Your goal – Look for the word "data" in the entries below, then copy every line that has it.

- - -

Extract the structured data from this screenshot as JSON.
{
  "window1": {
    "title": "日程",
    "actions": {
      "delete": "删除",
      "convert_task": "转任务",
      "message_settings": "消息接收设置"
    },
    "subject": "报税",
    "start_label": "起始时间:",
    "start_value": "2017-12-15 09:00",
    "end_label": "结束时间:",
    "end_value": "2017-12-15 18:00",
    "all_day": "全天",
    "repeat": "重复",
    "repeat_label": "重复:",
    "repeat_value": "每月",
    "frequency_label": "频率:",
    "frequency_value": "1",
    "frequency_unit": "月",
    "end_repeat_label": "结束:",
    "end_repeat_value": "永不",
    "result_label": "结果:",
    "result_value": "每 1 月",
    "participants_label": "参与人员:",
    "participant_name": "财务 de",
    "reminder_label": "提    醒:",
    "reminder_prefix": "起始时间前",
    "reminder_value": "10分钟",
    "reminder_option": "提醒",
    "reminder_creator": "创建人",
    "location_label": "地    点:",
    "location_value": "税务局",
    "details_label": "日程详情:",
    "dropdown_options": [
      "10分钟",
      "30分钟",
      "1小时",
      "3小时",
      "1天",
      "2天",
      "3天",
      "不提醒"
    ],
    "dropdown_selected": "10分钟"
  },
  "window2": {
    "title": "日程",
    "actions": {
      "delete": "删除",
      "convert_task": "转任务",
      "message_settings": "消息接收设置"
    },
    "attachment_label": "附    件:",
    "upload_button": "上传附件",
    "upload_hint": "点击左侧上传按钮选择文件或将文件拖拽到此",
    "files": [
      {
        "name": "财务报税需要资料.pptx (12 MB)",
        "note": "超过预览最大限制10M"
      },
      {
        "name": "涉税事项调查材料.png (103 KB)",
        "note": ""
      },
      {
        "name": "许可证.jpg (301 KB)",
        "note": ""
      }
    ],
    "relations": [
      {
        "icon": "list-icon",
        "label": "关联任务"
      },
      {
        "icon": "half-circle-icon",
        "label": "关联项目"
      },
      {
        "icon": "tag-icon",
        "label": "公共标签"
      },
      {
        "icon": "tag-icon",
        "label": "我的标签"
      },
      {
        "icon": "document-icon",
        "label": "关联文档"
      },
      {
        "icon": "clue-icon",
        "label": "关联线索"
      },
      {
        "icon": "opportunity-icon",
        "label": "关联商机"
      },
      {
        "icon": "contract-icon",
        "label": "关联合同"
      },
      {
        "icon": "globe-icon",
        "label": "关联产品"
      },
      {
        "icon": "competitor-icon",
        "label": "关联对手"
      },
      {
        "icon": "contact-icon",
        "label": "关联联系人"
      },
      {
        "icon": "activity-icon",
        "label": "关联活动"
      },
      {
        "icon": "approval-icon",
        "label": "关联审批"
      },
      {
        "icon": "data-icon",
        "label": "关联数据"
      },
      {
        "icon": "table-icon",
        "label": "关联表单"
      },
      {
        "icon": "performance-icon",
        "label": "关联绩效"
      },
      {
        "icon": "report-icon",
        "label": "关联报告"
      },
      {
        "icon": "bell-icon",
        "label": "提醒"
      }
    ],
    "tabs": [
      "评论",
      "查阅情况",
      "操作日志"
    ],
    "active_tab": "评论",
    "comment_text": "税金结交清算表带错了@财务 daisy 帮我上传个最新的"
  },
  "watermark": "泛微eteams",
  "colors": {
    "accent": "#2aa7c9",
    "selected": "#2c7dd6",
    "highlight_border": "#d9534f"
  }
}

- - -

Output for this task –
Extract the structured data from this screenshot as JSON.
        "icon": "data-icon",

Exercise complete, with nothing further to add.